WORK REQUIRED ▸
Every line that holds "Pickering" should be shown.

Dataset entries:
•••••

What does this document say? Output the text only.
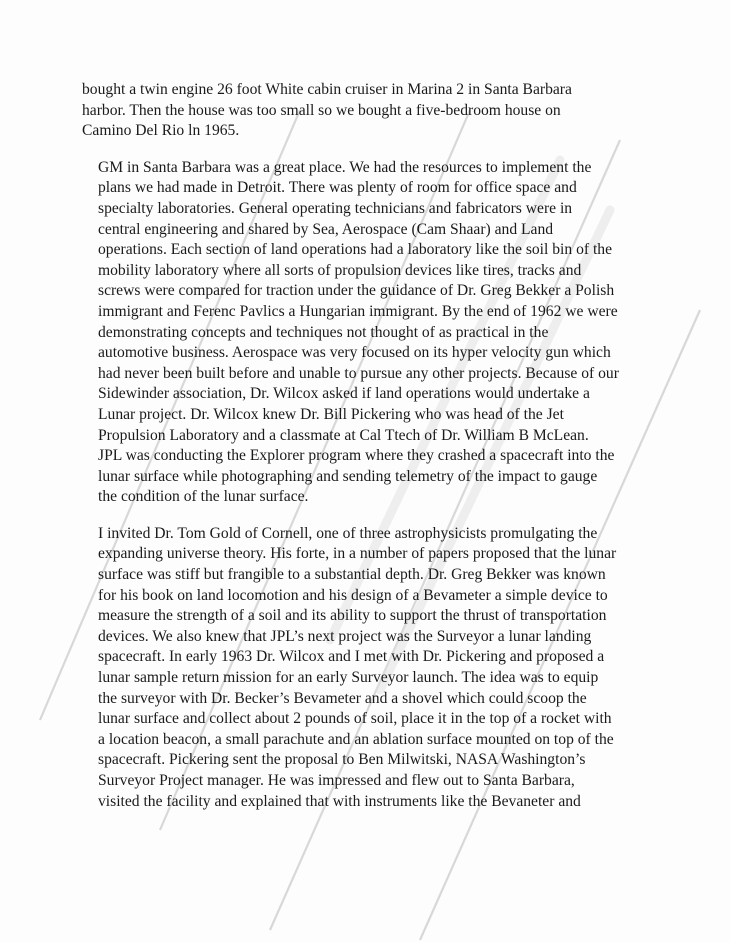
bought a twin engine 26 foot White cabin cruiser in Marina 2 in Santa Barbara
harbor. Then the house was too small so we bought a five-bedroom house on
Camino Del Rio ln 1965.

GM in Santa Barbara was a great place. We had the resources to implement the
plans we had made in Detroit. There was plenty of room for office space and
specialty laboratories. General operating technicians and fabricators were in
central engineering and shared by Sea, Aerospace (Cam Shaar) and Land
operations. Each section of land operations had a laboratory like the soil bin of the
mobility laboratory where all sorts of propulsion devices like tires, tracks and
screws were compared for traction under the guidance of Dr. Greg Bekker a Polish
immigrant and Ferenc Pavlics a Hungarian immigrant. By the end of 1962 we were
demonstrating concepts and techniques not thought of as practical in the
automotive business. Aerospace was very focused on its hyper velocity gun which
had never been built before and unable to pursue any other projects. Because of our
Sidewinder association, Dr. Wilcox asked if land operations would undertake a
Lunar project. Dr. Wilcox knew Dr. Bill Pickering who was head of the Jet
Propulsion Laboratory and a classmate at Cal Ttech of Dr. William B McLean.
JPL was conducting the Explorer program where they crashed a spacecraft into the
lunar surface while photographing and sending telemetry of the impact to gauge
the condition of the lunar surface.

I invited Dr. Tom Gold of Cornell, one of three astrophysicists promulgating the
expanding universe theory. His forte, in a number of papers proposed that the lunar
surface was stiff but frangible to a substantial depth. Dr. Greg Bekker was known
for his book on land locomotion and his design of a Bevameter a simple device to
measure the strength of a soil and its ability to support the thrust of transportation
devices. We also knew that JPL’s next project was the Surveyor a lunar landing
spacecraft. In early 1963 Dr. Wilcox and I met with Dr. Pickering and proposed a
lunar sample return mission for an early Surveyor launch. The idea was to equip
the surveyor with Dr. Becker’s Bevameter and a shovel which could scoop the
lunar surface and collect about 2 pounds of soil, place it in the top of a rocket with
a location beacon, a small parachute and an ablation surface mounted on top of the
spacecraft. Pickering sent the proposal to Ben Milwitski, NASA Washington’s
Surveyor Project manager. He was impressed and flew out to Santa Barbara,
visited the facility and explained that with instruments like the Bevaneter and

•••••

TASK SOLUTION ▸
Lunar project. Dr. Wilcox knew Dr. Bill Pickering who was head of the Jet
spacecraft. In early 1963 Dr. Wilcox and I met with Dr. Pickering and proposed a
spacecraft. Pickering sent the proposal to Ben Milwitski, NASA Washington’s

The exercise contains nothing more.